#### Exercise goal:
Look through the material and tally each line bearing the word "full". Give only the total.

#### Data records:
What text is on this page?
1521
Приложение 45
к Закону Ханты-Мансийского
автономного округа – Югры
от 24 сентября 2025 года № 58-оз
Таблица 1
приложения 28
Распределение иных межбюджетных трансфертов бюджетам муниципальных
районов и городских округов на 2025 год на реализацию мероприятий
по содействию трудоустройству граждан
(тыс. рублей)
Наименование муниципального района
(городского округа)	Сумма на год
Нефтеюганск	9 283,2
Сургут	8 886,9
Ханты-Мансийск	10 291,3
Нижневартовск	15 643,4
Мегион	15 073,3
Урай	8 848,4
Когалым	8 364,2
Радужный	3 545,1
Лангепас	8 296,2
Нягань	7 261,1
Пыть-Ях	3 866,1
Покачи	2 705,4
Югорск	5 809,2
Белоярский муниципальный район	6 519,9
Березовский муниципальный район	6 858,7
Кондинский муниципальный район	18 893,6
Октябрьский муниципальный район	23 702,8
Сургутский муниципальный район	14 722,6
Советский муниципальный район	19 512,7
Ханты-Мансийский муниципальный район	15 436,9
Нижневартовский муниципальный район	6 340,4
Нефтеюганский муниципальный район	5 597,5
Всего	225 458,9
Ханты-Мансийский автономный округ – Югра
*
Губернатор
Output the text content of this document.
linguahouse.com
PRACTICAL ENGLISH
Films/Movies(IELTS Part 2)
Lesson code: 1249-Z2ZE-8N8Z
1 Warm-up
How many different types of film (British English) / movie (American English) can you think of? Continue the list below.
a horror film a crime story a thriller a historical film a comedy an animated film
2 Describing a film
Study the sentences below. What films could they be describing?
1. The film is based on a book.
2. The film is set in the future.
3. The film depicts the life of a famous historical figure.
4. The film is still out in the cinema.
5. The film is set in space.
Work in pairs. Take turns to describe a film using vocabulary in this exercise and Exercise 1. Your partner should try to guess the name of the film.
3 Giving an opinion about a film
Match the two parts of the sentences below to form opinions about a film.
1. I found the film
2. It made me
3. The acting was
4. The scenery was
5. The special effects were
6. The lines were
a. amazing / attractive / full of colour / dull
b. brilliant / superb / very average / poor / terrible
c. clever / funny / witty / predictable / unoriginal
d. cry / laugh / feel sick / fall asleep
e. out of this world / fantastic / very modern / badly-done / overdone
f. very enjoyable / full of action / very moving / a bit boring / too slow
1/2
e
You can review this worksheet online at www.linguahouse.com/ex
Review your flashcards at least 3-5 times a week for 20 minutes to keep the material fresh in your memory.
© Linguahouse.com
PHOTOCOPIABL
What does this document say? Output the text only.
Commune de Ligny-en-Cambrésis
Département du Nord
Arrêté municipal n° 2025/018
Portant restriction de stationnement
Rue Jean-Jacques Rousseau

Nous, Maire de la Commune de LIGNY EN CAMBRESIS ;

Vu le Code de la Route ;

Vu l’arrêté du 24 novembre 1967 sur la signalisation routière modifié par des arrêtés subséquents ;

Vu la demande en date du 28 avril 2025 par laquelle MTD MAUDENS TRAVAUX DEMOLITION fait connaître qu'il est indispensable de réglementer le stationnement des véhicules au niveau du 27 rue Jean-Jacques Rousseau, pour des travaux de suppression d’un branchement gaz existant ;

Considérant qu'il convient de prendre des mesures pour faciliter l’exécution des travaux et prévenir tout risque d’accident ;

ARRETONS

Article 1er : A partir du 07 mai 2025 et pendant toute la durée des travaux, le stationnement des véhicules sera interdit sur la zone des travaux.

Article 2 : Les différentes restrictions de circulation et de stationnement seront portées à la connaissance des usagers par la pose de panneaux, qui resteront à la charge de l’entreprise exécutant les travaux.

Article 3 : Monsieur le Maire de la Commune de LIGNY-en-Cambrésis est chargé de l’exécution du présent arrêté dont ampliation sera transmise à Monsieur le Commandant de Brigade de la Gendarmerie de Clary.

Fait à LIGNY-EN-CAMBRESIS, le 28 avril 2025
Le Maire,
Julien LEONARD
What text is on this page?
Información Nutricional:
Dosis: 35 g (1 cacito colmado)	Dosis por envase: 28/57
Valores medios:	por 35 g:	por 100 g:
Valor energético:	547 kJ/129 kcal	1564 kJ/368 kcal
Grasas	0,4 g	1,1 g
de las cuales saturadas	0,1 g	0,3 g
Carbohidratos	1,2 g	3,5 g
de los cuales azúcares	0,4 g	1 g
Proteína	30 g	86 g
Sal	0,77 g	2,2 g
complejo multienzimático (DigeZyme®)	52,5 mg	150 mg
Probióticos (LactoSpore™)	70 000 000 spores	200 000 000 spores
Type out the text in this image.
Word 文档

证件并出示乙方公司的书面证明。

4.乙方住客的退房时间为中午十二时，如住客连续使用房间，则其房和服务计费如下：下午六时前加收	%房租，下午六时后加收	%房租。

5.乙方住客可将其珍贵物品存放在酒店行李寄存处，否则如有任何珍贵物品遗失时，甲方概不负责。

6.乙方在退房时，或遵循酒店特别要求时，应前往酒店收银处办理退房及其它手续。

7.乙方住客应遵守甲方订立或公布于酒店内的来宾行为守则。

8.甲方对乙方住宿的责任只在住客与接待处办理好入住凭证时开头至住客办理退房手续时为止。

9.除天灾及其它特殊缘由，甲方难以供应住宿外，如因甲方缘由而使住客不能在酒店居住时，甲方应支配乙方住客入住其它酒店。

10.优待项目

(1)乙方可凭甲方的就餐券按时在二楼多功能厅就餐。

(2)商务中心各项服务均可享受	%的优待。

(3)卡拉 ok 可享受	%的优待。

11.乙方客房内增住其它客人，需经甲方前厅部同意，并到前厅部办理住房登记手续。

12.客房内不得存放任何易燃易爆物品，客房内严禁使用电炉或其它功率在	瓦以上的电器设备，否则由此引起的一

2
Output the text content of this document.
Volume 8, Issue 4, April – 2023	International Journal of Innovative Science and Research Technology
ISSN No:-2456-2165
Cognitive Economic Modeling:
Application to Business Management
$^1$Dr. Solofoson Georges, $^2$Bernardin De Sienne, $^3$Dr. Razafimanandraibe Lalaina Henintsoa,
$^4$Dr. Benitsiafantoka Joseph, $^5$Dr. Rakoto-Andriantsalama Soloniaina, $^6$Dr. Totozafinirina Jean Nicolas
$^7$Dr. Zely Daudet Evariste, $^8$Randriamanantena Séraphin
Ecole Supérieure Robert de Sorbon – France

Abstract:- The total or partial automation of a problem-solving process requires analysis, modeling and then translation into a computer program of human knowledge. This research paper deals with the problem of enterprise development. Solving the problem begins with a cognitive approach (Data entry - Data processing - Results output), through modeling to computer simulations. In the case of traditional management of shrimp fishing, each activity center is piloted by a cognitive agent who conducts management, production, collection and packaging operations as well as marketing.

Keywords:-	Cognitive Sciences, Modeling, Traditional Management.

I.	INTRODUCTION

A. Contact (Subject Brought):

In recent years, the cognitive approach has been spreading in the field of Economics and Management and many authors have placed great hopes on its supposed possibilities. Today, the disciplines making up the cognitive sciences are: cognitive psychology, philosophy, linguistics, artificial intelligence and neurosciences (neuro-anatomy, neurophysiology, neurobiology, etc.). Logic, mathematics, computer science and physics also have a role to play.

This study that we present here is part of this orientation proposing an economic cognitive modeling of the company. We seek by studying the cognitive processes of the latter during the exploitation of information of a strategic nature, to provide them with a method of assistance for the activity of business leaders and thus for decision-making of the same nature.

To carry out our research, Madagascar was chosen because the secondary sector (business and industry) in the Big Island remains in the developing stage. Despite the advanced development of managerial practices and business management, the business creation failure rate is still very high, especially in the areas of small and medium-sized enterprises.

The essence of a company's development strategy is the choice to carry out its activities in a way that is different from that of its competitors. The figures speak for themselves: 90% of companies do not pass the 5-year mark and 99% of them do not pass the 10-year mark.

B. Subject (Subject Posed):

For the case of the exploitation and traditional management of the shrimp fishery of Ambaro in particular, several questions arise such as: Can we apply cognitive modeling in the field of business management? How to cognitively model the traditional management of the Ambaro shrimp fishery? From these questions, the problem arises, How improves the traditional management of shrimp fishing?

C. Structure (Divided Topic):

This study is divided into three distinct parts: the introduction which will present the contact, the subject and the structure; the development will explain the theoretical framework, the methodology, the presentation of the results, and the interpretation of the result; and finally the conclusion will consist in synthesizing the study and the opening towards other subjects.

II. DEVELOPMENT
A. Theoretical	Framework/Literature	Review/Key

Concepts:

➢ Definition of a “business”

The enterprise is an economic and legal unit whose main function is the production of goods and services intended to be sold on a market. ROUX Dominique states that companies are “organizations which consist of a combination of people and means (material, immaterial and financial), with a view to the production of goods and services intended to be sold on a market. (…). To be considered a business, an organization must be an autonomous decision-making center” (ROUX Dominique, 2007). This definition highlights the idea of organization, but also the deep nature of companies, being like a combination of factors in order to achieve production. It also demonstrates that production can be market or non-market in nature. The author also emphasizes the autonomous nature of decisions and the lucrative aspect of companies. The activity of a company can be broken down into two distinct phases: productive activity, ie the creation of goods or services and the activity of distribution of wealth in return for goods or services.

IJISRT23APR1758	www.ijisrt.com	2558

#### Exercise response:
2